* _Request_
Look for the string "xwOBA" in every line, and copy each line that has it.

* _Records provided_
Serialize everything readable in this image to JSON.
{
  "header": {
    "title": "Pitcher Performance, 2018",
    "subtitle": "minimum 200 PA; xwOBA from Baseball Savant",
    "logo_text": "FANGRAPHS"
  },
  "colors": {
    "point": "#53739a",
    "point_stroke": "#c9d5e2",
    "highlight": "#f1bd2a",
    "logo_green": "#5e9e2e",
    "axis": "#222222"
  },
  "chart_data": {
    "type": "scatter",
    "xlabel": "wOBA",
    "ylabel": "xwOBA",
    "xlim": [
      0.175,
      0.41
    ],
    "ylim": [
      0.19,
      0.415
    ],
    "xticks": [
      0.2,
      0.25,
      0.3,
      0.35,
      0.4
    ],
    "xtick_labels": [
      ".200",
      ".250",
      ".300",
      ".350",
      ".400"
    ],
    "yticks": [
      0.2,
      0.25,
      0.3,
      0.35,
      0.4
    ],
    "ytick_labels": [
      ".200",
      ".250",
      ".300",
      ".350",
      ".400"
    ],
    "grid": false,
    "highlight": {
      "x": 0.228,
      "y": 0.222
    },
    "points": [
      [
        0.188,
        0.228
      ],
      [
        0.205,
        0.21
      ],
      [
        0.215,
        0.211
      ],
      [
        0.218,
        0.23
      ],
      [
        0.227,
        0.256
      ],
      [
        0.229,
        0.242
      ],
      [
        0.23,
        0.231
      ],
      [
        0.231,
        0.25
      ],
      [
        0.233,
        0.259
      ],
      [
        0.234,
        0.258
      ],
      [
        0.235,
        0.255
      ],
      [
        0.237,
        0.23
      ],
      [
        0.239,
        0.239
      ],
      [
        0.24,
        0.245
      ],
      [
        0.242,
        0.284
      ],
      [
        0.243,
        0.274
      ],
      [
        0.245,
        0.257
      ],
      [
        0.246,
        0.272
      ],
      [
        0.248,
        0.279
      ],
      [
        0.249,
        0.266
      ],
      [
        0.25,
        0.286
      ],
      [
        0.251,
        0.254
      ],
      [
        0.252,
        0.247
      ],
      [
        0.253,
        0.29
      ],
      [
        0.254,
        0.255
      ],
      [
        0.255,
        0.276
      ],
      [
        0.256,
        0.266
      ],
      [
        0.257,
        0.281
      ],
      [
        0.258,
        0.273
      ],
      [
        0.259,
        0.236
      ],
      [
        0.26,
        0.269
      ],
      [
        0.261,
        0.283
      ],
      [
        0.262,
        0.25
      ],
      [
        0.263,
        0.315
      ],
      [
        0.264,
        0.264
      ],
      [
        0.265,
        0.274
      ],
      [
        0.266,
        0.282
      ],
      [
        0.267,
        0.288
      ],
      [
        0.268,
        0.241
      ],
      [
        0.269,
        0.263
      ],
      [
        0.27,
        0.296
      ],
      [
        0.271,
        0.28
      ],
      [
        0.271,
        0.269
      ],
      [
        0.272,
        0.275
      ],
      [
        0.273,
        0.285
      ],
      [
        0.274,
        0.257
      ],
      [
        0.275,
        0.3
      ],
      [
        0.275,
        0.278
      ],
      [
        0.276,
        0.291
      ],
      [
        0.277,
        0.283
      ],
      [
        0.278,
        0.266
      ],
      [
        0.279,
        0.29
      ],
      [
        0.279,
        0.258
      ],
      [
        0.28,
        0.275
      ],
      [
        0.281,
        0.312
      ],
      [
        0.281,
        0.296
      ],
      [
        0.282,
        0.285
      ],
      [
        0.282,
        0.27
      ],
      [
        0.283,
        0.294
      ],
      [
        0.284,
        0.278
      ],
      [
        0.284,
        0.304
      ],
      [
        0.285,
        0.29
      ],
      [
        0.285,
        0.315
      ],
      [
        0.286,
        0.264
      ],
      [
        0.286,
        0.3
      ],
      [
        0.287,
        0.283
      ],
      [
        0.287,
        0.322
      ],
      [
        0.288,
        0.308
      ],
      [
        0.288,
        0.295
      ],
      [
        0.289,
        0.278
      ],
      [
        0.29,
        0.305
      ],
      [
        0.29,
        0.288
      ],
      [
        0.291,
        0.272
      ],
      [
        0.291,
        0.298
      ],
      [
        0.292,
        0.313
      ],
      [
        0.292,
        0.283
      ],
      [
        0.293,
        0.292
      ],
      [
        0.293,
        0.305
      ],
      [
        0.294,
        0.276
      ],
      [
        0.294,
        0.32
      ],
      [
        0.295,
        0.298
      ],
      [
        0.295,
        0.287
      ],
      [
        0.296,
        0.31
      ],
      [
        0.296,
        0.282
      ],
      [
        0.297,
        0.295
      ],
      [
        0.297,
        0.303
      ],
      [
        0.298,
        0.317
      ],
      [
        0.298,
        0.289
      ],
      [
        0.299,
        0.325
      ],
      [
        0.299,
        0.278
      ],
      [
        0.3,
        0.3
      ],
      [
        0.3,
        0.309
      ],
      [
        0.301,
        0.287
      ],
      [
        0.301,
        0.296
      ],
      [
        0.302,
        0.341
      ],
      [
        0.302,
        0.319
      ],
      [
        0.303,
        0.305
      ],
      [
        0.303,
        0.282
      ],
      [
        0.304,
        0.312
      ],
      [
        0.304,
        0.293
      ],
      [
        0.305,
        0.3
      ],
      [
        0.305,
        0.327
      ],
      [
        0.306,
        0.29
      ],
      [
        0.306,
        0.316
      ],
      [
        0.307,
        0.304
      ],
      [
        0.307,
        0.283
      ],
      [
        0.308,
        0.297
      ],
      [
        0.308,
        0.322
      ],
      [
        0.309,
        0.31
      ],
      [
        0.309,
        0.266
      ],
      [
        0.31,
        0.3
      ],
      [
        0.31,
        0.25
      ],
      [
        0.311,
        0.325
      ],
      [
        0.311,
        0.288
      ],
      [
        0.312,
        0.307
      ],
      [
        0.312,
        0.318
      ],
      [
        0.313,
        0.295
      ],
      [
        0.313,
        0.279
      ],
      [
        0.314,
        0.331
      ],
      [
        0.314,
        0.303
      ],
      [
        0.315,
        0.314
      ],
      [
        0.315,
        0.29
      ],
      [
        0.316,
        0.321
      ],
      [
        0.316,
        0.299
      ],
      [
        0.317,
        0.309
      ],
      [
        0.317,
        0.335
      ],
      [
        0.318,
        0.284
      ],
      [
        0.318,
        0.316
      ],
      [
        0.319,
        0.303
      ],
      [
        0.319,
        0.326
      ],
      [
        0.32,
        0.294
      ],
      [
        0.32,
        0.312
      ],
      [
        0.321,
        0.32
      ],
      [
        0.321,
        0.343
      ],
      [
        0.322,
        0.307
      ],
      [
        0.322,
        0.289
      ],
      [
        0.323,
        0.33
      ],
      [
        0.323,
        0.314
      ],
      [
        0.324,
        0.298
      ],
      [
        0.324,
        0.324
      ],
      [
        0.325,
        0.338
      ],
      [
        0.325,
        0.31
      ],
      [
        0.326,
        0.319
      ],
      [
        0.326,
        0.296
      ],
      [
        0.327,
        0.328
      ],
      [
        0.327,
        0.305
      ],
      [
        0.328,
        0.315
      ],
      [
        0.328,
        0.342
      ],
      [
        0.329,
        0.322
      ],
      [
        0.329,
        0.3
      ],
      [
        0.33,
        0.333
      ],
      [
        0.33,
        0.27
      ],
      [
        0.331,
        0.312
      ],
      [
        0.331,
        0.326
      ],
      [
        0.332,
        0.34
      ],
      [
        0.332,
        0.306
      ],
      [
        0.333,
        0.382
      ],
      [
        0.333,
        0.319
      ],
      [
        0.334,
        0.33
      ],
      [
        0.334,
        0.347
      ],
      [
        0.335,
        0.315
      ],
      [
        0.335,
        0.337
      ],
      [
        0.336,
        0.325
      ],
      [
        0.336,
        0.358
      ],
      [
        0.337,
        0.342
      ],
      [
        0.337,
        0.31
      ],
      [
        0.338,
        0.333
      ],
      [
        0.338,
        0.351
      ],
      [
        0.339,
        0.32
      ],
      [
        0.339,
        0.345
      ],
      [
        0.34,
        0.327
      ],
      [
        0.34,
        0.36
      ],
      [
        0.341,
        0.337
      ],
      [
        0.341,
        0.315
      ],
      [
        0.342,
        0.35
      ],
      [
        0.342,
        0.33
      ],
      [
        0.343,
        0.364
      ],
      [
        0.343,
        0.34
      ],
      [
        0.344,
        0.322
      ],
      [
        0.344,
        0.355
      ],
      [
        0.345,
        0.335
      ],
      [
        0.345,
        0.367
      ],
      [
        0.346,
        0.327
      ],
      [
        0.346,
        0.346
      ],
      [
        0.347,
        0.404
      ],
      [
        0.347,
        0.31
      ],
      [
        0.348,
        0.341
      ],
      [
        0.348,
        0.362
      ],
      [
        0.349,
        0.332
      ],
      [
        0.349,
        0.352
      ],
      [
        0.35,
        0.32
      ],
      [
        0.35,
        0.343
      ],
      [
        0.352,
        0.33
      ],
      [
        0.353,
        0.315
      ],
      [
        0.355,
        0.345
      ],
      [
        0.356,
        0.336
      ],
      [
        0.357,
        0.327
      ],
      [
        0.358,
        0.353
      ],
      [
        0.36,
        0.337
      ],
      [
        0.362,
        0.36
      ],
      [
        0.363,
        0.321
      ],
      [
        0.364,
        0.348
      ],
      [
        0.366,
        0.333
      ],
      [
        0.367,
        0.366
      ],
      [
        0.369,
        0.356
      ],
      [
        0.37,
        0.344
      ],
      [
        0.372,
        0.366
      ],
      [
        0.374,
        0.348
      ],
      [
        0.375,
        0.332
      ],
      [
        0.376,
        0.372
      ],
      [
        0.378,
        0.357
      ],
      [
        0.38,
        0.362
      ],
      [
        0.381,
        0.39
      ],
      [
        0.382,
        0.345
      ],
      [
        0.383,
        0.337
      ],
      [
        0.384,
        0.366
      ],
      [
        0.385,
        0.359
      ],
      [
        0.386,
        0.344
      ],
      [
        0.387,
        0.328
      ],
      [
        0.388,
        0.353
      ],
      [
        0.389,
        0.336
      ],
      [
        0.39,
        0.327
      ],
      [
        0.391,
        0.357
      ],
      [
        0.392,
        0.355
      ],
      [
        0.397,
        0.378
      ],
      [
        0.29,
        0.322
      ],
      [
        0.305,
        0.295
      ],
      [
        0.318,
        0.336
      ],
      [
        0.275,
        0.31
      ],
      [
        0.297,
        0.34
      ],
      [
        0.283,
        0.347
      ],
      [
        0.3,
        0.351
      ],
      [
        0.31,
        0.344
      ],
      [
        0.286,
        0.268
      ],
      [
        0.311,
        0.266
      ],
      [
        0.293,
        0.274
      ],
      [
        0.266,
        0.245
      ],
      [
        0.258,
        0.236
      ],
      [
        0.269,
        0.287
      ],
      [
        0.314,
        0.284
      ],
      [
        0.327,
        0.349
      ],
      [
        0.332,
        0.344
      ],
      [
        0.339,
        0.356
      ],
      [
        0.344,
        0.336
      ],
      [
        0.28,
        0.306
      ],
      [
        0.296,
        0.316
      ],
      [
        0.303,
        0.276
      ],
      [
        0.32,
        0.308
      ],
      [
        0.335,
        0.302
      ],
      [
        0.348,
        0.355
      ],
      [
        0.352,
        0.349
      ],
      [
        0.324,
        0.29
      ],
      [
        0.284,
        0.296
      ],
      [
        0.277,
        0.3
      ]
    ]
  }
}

* _Problem solution_
    "subtitle": "minimum 200 PA; xwOBA from Baseball Savant",
    "ylabel": "xwOBA",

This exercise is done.